* [Records about charts and figures]:
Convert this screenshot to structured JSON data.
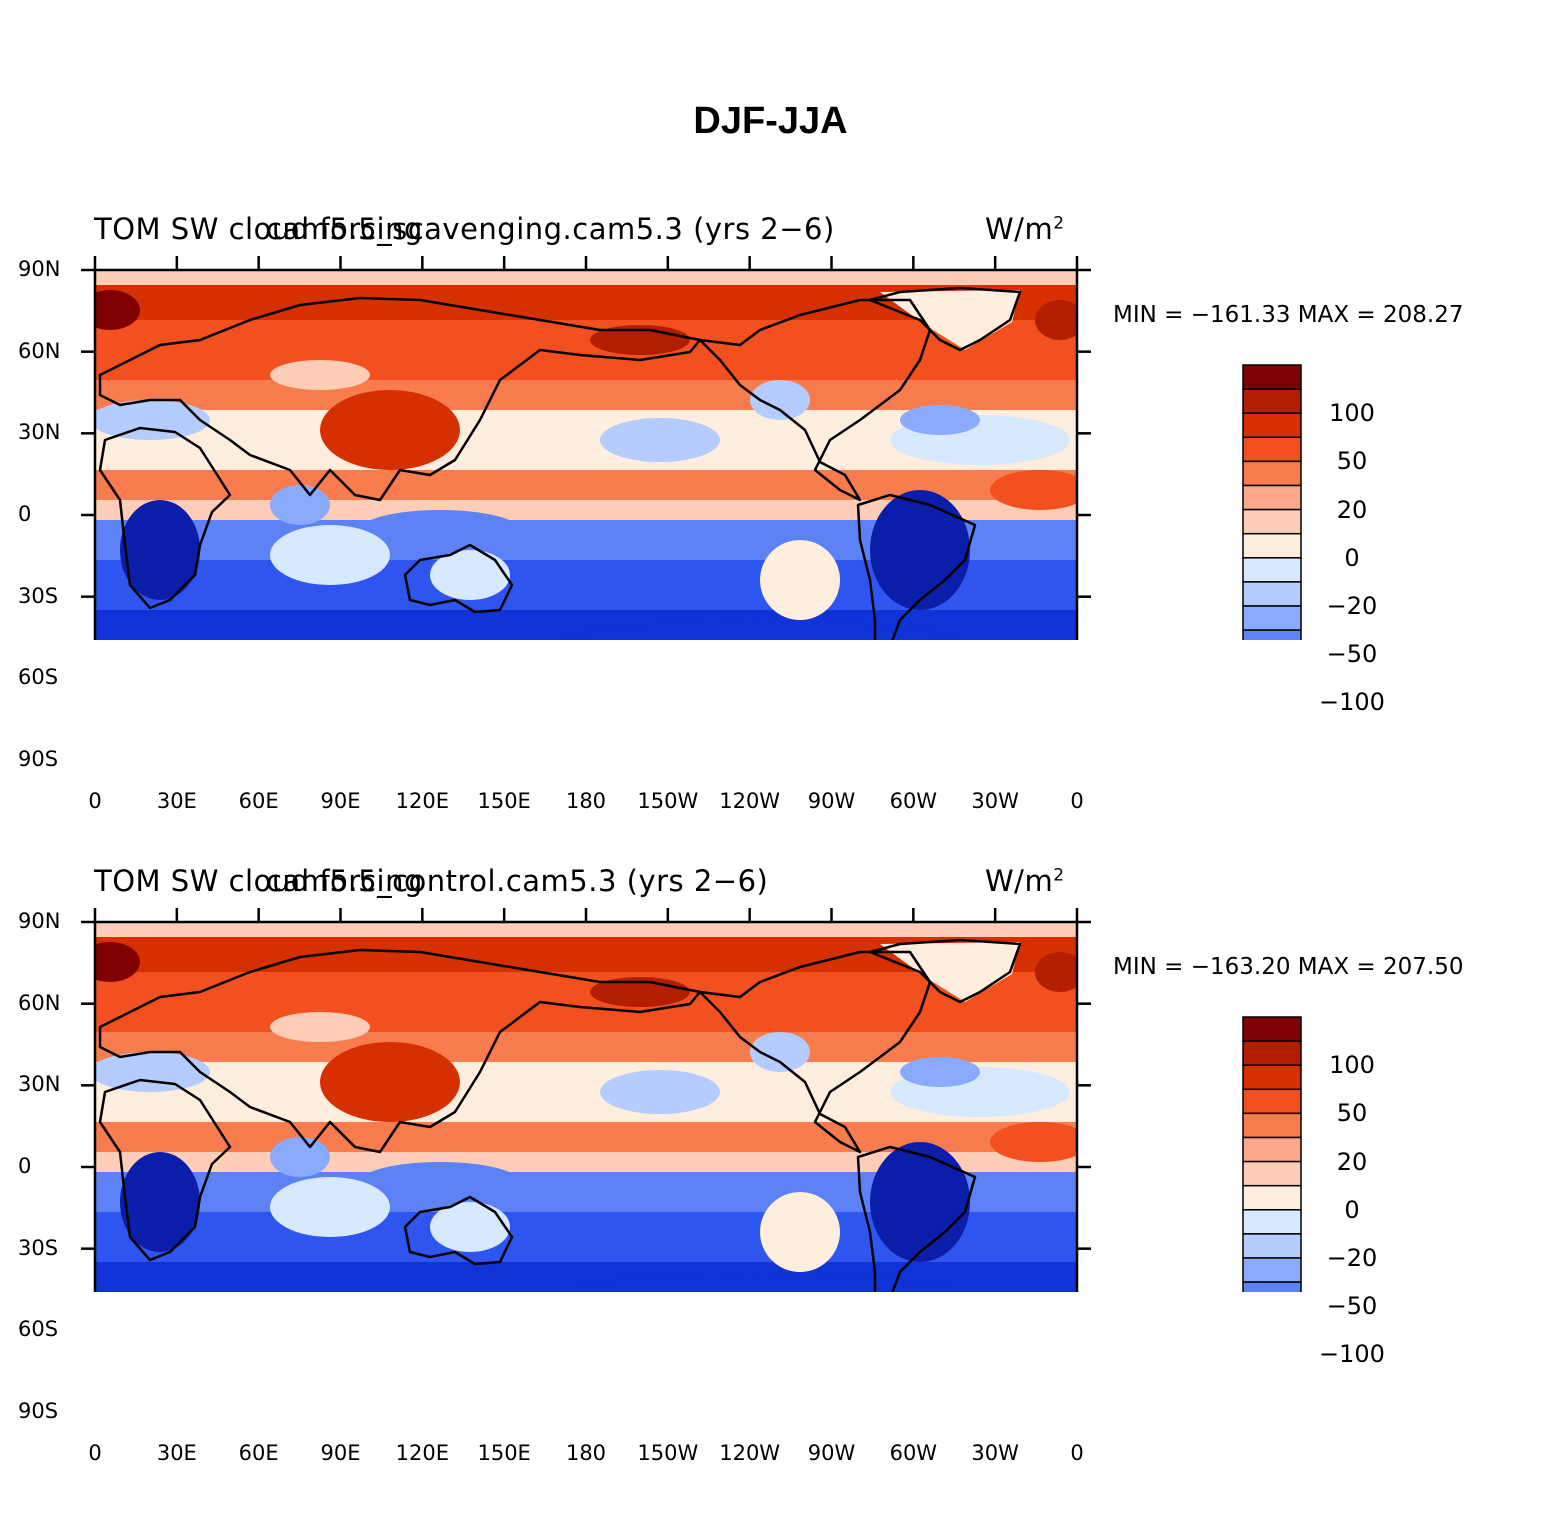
{
  "title": "DJF-JJA",
  "panels": [
    {
      "variable": "TOM SW cloud forcing",
      "case": "cam5.5_scavenging.cam5.3 (yrs 2−6)",
      "unit_base": "W/m",
      "unit_exp": "2",
      "stats": "MIN = −161.33 MAX = 208.27"
    },
    {
      "variable": "TOM SW cloud forcing",
      "case": "cam5.5_control.cam5.3 (yrs 2−6)",
      "unit_base": "W/m",
      "unit_exp": "2",
      "stats": "MIN = −163.20 MAX = 207.50"
    }
  ],
  "lat_ticks": [
    "90N",
    "60N",
    "30N",
    "0",
    "30S",
    "60S",
    "90S"
  ],
  "lon_ticks": [
    "0",
    "30E",
    "60E",
    "90E",
    "120E",
    "150E",
    "180",
    "150W",
    "120W",
    "90W",
    "60W",
    "30W",
    "0"
  ],
  "colorbar_labels": [
    "100",
    "50",
    "20",
    "0",
    "−20",
    "−50",
    "−100"
  ],
  "colorbar_colors": [
    "#7f0000",
    "#b31d00",
    "#d73000",
    "#f2501e",
    "#f87c4e",
    "#fca88a",
    "#fdcdb8",
    "#ffeedd",
    "#d6e9ff",
    "#b4ccff",
    "#8aaaff",
    "#5c82f5",
    "#2f55f0",
    "#0f33d6",
    "#0a1eaa",
    "#000b8a"
  ]
}
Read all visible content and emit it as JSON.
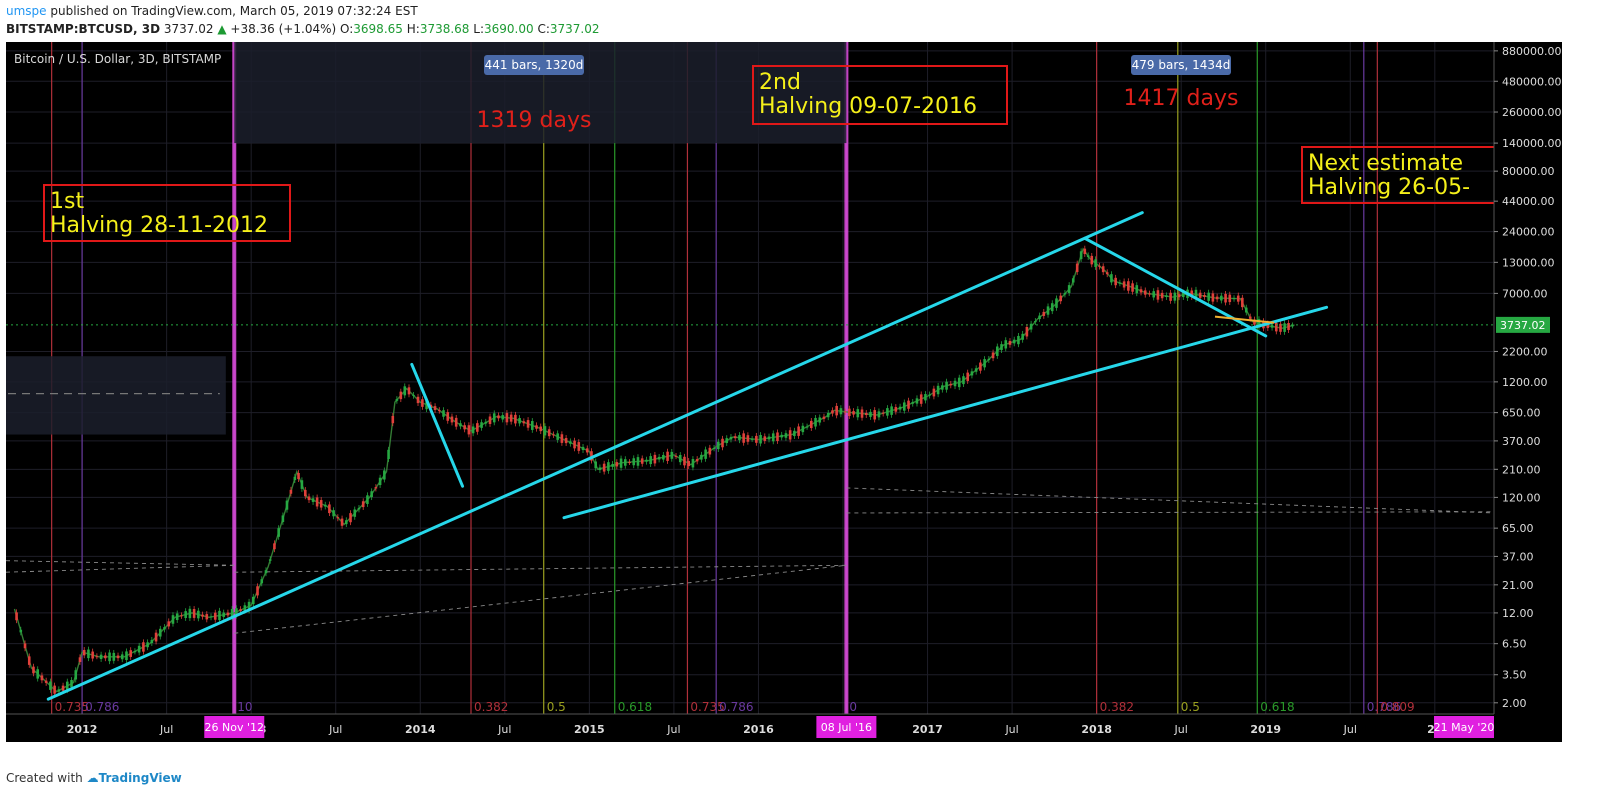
{
  "header": {
    "publisher_user": "umspe",
    "publisher_rest": " published on TradingView.com, March 05, 2019 07:32:24 EST",
    "symbol": "BITSTAMP:BTCUSD, 3D",
    "last": "3737.02",
    "change": "+38.36 (+1.04%)",
    "open_label": "O:",
    "open": "3698.65",
    "high_label": "H:",
    "high": "3738.68",
    "low_label": "L:",
    "low": "3690.00",
    "close_label": "C:",
    "close": "3737.02"
  },
  "footer": {
    "created_with": "Created with",
    "brand": "TradingView"
  },
  "colors": {
    "background": "#000000",
    "trendline": "#26d7ea",
    "candle_up": "#26a842",
    "candle_down": "#e0403a",
    "halving_line": "#d64bd6",
    "fib_red": "#b0303a",
    "fib_yellow": "#9aa020",
    "fib_green": "#2a9a2a",
    "fib_purple": "#6a3aa0",
    "annotation_text": "#f5f01a",
    "annotation_border": "#e01818",
    "days_text": "#e0201a",
    "price_label": "#26a842"
  },
  "chart_data": {
    "type": "line",
    "title": "Bitcoin / U.S. Dollar, 3D, BITSTAMP",
    "y_scale": "log",
    "ylim": [
      1.6,
      1050000
    ],
    "x_ticks": [
      "2012",
      "Jul",
      "2013",
      "Jul",
      "2014",
      "Jul",
      "2015",
      "Jul",
      "2016",
      "Jul",
      "2017",
      "Jul",
      "2018",
      "Jul",
      "2019",
      "Jul",
      "20"
    ],
    "x_tick_dates": [
      2012.0,
      2012.5,
      2013.0,
      2013.5,
      2014.0,
      2014.5,
      2015.0,
      2015.5,
      2016.0,
      2016.5,
      2017.0,
      2017.5,
      2018.0,
      2018.5,
      2019.0,
      2019.5,
      2020.0
    ],
    "xlim": [
      2011.55,
      2020.35
    ],
    "x_highlight_labels": [
      {
        "label": "26 Nov '12",
        "date": 2012.9
      },
      {
        "label": "08 Jul '16",
        "date": 2016.52
      },
      {
        "label": "21 May '20",
        "date": 2020.39
      }
    ],
    "y_ticks": [
      2.0,
      3.5,
      6.5,
      12.0,
      21.0,
      37.0,
      65.0,
      120.0,
      210.0,
      370.0,
      650.0,
      1200.0,
      2200.0,
      7000.0,
      13000.0,
      24000.0,
      44000.0,
      80000.0,
      140000.0,
      260000.0,
      480000.0,
      880000.0
    ],
    "y_tick_labels": [
      "2.00",
      "3.50",
      "6.50",
      "12.00",
      "21.00",
      "37.00",
      "65.00",
      "120.00",
      "210.00",
      "370.00",
      "650.00",
      "1200.00",
      "2200.00",
      "7000.00",
      "13000.00",
      "24000.00",
      "44000.00",
      "80000.00",
      "140000.00",
      "260000.00",
      "480000.00",
      "880000.00"
    ],
    "last_price": {
      "value": 3737.02,
      "label": "3737.02"
    },
    "series": [
      {
        "name": "BTCUSD",
        "x": [
          2011.6,
          2011.7,
          2011.85,
          2011.95,
          2012.0,
          2012.1,
          2012.25,
          2012.4,
          2012.55,
          2012.65,
          2012.75,
          2012.9,
          2013.0,
          2013.1,
          2013.2,
          2013.27,
          2013.33,
          2013.45,
          2013.55,
          2013.7,
          2013.8,
          2013.85,
          2013.92,
          2014.0,
          2014.1,
          2014.2,
          2014.3,
          2014.45,
          2014.55,
          2014.7,
          2014.85,
          2015.0,
          2015.05,
          2015.2,
          2015.35,
          2015.5,
          2015.6,
          2015.75,
          2015.85,
          2016.0,
          2016.2,
          2016.4,
          2016.45,
          2016.55,
          2016.7,
          2016.85,
          2017.0,
          2017.1,
          2017.2,
          2017.35,
          2017.45,
          2017.55,
          2017.65,
          2017.75,
          2017.85,
          2017.92,
          2017.96,
          2018.05,
          2018.1,
          2018.2,
          2018.3,
          2018.45,
          2018.55,
          2018.7,
          2018.85,
          2018.92,
          2019.0,
          2019.1,
          2019.17
        ],
        "values": [
          13,
          4,
          2.5,
          3,
          5.5,
          5,
          5,
          6.5,
          11,
          12,
          11,
          12,
          14,
          30,
          90,
          200,
          120,
          100,
          70,
          120,
          200,
          800,
          1050,
          800,
          700,
          550,
          450,
          600,
          580,
          480,
          380,
          300,
          210,
          240,
          250,
          280,
          230,
          330,
          400,
          380,
          420,
          600,
          680,
          650,
          620,
          720,
          900,
          1100,
          1200,
          1800,
          2500,
          2800,
          4200,
          5500,
          8000,
          17000,
          14000,
          11000,
          9000,
          8000,
          7000,
          6500,
          7000,
          6400,
          6300,
          4000,
          3700,
          3500,
          3737
        ]
      }
    ],
    "trendlines": [
      {
        "from": [
          2011.8,
          2.15
        ],
        "to": [
          2018.27,
          35000
        ]
      },
      {
        "from": [
          2013.95,
          1700
        ],
        "to": [
          2014.25,
          150
        ]
      },
      {
        "from": [
          2014.85,
          80
        ],
        "to": [
          2019.36,
          5300
        ]
      },
      {
        "from": [
          2017.93,
          21000
        ],
        "to": [
          2019.0,
          3000
        ]
      }
    ],
    "halving_lines": [
      {
        "date": 2012.9
      },
      {
        "date": 2016.52
      }
    ],
    "fib_lines": [
      {
        "date": 2011.82,
        "label": "0.735",
        "color": "fib_red"
      },
      {
        "date": 2012.0,
        "label": "0.786",
        "color": "fib_purple"
      },
      {
        "date": 2012.9,
        "label": "10",
        "color": "fib_purple"
      },
      {
        "date": 2014.3,
        "label": "0.382",
        "color": "fib_red"
      },
      {
        "date": 2014.73,
        "label": "0.5",
        "color": "fib_yellow"
      },
      {
        "date": 2015.15,
        "label": "0.618",
        "color": "fib_green"
      },
      {
        "date": 2015.58,
        "label": "0.735",
        "color": "fib_red"
      },
      {
        "date": 2015.75,
        "label": "0.786",
        "color": "fib_purple"
      },
      {
        "date": 2016.52,
        "label": "0",
        "color": "fib_purple"
      },
      {
        "date": 2018.0,
        "label": "0.382",
        "color": "fib_red"
      },
      {
        "date": 2018.48,
        "label": "0.5",
        "color": "fib_yellow"
      },
      {
        "date": 2018.95,
        "label": "0.618",
        "color": "fib_green"
      },
      {
        "date": 2019.58,
        "label": "0.786",
        "color": "fib_purple"
      },
      {
        "date": 2019.66,
        "label": "0.809",
        "color": "fib_red"
      }
    ],
    "annotations": [
      {
        "line1": "1st",
        "line2": "Halving 28-11-2012"
      },
      {
        "line1": "2nd",
        "line2": "Halving  09-07-2016"
      },
      {
        "line1": "Next estimate",
        "line2": "Halving  26-05-"
      }
    ],
    "range_labels": [
      {
        "bars": "441 bars, 1320d",
        "days": "1319 days"
      },
      {
        "bars": "479 bars, 1434d",
        "days": "1417 days"
      }
    ]
  }
}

* [PROBLEM TO WORK ON]: From the records above, pick out and copy each line holding the word "BITSTAMP".

* [RESULT]:
    "symbol": "BITSTAMP:BTCUSD, 3D",
    "title": "Bitcoin / U.S. Dollar, 3D, BITSTAMP",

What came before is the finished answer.